TASK DESCRIPTION:
Return only the number of lines that hold "excesiva".

* * *

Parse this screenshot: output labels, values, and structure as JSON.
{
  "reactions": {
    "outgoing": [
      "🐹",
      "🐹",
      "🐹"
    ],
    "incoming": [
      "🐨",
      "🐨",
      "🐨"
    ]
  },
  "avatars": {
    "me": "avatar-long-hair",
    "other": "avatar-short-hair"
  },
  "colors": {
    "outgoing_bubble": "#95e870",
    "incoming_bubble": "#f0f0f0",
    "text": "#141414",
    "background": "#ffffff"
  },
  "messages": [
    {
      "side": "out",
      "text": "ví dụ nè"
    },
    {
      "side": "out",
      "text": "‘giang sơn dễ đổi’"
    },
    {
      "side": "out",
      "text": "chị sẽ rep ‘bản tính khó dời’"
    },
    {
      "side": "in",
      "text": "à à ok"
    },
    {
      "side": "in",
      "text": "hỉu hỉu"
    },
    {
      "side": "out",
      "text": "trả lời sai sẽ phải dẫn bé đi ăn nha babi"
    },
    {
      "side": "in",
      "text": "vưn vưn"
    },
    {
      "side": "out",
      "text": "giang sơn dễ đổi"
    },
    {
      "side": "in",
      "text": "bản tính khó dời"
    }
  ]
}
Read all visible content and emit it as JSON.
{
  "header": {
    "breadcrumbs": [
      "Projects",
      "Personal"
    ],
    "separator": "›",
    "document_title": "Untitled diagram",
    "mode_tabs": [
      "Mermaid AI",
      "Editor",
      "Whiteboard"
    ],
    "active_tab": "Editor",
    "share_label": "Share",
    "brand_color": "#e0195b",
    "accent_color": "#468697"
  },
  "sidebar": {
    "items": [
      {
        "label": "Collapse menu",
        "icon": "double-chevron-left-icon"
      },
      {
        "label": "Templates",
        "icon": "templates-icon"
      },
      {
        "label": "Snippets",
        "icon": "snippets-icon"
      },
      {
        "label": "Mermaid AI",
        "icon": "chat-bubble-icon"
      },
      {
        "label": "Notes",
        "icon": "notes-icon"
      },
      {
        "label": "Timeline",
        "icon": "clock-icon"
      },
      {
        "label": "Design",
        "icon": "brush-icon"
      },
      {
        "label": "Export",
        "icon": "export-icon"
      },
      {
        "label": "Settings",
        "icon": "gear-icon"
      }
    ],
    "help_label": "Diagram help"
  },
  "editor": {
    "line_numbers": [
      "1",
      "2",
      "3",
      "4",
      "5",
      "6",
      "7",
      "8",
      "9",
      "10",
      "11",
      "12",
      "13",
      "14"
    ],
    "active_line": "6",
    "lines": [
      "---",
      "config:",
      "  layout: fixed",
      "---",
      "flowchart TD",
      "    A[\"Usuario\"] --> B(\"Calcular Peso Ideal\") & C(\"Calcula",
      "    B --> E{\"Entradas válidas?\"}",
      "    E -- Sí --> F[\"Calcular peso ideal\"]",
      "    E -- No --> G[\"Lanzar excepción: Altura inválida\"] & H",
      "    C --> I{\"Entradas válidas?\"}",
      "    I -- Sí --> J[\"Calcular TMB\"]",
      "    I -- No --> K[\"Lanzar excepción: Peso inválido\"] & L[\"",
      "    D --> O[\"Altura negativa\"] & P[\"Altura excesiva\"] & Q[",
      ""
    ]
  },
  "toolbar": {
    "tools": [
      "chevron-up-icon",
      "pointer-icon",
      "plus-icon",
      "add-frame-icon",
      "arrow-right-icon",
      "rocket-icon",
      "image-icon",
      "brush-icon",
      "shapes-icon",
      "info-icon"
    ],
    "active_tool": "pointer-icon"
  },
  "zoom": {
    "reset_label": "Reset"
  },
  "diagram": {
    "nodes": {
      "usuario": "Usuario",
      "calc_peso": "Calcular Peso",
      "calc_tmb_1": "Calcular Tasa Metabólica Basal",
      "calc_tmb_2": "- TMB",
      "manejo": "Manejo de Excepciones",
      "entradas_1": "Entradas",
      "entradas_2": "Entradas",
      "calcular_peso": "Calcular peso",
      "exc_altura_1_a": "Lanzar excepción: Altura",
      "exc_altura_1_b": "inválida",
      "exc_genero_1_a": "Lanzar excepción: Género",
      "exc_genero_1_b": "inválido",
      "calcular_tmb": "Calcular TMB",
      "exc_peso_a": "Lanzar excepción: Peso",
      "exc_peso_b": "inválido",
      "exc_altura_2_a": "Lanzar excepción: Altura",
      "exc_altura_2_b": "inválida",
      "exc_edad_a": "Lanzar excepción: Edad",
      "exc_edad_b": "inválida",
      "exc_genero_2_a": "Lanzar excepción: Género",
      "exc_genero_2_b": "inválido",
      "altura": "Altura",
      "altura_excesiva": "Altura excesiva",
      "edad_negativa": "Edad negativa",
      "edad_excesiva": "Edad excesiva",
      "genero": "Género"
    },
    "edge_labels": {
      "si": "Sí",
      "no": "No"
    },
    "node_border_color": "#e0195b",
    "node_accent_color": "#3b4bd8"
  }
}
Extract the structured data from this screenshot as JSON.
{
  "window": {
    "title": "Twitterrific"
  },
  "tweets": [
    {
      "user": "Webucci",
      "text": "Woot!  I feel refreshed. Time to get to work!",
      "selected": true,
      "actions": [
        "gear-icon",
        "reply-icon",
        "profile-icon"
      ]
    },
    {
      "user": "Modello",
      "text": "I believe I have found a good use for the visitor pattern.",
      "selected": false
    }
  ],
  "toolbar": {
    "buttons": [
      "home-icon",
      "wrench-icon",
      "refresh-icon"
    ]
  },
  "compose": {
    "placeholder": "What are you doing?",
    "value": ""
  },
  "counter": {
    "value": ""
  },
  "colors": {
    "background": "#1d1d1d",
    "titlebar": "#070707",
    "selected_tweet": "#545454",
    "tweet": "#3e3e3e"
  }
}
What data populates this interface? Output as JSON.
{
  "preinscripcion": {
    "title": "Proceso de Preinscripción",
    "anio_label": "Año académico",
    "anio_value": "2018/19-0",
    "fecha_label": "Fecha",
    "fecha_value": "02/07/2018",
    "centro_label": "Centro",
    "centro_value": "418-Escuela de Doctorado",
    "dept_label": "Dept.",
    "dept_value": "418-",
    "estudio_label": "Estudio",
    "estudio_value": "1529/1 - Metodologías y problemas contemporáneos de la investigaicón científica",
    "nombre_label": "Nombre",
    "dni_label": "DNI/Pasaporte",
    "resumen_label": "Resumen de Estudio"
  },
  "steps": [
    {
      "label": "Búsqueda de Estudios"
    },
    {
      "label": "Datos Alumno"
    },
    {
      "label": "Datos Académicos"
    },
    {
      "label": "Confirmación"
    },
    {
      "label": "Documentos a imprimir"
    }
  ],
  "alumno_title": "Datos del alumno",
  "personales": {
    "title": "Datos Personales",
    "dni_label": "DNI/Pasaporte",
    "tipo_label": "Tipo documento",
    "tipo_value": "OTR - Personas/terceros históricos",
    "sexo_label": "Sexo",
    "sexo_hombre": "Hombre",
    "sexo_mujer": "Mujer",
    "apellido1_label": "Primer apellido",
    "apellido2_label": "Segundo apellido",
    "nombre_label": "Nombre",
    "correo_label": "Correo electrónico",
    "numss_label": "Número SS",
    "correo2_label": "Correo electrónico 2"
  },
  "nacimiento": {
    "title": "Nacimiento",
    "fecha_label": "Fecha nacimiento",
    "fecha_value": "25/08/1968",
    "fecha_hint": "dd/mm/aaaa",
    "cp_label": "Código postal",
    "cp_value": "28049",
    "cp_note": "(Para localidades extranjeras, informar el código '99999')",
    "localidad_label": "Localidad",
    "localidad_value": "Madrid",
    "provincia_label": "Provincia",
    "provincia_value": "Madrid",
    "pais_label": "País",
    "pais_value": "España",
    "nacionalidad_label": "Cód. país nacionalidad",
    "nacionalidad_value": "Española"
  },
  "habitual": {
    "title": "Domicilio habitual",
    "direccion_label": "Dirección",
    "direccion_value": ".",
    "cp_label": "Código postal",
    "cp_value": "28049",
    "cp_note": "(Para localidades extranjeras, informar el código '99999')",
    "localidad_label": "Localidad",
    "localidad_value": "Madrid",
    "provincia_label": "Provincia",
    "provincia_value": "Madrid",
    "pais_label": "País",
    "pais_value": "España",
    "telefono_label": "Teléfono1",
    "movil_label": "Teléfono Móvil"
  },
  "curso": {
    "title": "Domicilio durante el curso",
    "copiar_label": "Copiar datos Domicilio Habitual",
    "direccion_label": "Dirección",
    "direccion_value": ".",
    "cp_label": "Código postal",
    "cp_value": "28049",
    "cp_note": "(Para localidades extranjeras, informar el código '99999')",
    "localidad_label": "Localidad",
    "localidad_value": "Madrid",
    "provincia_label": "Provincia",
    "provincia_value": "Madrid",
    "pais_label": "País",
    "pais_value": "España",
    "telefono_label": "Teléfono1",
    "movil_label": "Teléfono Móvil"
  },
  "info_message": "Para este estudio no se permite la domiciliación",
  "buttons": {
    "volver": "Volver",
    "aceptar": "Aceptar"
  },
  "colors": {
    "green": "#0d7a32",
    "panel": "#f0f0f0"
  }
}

* * *

ANSWER BELOW:
3